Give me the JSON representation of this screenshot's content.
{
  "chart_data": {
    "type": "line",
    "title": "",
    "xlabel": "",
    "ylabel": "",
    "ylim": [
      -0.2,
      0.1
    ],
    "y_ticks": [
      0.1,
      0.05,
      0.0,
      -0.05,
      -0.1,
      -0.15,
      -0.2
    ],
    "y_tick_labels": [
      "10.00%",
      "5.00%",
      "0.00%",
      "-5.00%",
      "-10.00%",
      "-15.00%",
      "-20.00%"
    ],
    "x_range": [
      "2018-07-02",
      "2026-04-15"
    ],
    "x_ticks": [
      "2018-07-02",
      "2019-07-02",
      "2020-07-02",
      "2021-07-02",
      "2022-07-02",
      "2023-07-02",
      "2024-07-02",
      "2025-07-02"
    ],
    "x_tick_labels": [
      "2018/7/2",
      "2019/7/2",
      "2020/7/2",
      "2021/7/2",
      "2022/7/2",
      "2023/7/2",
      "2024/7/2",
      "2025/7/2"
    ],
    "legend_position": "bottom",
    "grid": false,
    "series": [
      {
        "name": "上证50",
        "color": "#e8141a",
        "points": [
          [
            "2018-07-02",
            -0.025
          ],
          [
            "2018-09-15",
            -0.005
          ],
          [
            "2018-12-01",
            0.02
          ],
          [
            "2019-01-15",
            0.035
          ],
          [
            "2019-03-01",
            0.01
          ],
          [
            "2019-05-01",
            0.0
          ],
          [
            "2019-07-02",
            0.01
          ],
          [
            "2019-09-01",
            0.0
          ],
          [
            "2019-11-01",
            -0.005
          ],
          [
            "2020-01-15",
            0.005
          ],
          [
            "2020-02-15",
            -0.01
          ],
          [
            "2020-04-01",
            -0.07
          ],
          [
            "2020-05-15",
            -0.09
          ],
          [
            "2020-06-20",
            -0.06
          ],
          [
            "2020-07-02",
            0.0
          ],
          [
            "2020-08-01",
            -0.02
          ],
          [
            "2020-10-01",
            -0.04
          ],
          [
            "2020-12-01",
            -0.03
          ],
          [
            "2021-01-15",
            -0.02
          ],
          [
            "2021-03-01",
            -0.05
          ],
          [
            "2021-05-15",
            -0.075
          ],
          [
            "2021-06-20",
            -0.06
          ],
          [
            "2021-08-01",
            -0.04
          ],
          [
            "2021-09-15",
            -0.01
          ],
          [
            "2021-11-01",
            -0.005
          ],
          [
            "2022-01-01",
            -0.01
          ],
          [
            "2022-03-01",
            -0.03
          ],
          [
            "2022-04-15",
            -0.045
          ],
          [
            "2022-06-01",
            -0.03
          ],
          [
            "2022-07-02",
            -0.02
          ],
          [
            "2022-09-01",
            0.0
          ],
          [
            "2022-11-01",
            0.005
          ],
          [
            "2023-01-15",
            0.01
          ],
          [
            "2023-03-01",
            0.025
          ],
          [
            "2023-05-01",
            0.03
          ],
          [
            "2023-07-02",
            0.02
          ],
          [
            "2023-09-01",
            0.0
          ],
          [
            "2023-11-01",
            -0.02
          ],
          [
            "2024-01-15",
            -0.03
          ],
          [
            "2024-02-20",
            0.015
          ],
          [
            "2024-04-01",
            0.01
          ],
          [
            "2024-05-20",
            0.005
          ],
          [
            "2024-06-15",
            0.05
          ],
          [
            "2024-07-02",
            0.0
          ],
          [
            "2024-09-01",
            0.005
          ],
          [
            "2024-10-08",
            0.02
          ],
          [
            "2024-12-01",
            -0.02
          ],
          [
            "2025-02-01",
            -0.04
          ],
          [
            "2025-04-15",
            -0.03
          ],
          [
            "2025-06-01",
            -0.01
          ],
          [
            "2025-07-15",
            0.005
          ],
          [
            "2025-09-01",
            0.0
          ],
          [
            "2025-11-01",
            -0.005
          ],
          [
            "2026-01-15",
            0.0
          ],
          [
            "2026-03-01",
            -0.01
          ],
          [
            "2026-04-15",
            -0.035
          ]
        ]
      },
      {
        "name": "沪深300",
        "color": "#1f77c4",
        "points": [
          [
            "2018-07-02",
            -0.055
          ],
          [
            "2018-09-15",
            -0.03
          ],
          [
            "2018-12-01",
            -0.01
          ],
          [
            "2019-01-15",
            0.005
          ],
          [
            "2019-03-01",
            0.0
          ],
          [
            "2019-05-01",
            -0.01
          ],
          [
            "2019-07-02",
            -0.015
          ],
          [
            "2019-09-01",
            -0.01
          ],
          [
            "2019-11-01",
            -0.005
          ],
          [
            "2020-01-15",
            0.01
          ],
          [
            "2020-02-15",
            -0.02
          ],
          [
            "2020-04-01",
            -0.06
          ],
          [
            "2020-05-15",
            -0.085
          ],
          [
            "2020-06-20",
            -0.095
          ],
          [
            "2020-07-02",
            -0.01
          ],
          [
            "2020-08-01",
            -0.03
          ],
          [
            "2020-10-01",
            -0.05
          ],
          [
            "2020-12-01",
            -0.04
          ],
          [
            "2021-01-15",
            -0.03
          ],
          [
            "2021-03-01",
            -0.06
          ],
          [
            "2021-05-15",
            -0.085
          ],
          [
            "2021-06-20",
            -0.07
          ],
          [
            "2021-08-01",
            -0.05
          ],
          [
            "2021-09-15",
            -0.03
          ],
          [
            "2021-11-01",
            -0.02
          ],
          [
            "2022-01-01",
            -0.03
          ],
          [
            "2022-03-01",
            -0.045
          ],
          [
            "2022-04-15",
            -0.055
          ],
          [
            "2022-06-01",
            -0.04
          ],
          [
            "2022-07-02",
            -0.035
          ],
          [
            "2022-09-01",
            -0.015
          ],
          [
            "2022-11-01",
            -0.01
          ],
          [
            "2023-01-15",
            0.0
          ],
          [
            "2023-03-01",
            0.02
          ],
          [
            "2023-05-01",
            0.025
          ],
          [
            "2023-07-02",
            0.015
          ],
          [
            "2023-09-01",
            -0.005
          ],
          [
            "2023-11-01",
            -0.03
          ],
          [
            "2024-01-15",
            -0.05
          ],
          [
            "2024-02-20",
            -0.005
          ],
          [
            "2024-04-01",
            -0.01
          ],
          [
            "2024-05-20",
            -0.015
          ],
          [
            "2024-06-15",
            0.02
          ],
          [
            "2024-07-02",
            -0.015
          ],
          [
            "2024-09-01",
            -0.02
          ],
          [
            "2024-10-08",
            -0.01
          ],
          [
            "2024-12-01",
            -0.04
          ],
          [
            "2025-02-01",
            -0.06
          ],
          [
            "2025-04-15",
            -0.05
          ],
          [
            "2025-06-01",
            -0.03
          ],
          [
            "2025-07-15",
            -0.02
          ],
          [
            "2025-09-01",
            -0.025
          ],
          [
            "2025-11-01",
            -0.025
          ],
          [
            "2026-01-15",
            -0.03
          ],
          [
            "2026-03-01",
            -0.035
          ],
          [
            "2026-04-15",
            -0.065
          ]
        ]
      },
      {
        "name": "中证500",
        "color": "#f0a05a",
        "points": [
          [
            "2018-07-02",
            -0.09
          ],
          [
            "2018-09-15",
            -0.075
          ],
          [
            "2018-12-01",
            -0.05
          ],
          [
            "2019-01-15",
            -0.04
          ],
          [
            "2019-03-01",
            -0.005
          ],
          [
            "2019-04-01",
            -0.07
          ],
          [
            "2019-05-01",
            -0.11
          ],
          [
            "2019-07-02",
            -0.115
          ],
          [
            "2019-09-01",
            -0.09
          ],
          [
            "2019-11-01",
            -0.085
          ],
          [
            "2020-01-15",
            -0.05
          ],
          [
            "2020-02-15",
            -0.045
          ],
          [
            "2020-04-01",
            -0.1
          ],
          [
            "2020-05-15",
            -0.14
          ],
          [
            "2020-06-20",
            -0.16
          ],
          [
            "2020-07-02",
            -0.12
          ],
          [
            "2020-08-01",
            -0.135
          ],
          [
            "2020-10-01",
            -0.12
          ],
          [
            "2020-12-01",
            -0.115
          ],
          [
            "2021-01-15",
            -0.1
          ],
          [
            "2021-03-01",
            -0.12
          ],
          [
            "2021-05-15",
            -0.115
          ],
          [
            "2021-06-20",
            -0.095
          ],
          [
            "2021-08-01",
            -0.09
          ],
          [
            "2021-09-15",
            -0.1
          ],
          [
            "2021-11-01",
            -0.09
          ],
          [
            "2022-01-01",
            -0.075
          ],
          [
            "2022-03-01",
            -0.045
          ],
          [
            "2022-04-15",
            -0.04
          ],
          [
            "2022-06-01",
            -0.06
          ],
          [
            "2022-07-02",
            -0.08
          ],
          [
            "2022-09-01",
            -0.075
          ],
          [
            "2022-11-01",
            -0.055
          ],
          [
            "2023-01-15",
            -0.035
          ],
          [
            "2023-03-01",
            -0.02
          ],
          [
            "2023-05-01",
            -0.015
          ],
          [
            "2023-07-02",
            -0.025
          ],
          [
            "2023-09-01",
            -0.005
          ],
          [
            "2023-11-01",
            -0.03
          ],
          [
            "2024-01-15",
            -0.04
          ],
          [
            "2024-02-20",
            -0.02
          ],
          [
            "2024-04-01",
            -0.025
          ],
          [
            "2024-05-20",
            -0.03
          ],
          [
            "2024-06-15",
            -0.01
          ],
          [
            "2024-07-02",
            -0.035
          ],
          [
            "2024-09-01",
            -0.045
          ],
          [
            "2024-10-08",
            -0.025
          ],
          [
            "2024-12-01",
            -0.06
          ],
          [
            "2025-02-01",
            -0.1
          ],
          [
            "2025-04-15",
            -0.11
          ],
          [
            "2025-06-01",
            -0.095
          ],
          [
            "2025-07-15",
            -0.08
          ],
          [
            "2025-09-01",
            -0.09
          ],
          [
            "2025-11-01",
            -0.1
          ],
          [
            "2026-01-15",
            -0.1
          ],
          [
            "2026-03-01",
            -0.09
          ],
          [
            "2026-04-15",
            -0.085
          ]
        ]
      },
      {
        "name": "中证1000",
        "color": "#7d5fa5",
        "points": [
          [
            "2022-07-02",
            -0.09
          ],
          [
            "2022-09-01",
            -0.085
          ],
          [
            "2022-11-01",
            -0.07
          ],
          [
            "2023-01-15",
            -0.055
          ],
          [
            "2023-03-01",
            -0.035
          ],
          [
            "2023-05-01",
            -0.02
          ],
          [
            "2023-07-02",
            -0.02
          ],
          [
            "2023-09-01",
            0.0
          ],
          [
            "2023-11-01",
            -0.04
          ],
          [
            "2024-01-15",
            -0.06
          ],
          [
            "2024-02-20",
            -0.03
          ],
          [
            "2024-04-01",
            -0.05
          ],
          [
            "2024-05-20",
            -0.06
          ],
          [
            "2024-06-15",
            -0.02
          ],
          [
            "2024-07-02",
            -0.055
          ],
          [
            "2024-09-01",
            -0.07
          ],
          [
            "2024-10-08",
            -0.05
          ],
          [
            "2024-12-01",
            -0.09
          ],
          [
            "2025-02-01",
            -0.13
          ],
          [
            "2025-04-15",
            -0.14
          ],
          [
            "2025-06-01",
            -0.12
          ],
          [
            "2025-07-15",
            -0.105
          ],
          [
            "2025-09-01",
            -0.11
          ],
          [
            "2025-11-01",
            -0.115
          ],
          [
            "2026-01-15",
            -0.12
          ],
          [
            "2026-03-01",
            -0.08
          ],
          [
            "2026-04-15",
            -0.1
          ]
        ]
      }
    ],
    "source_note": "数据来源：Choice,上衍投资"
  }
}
______________________________
## INSTRUCTIONS FOR THE TASK
Tell how many lines hold the string "name", giving the number and nothing else.

## TASK RESPONSE
4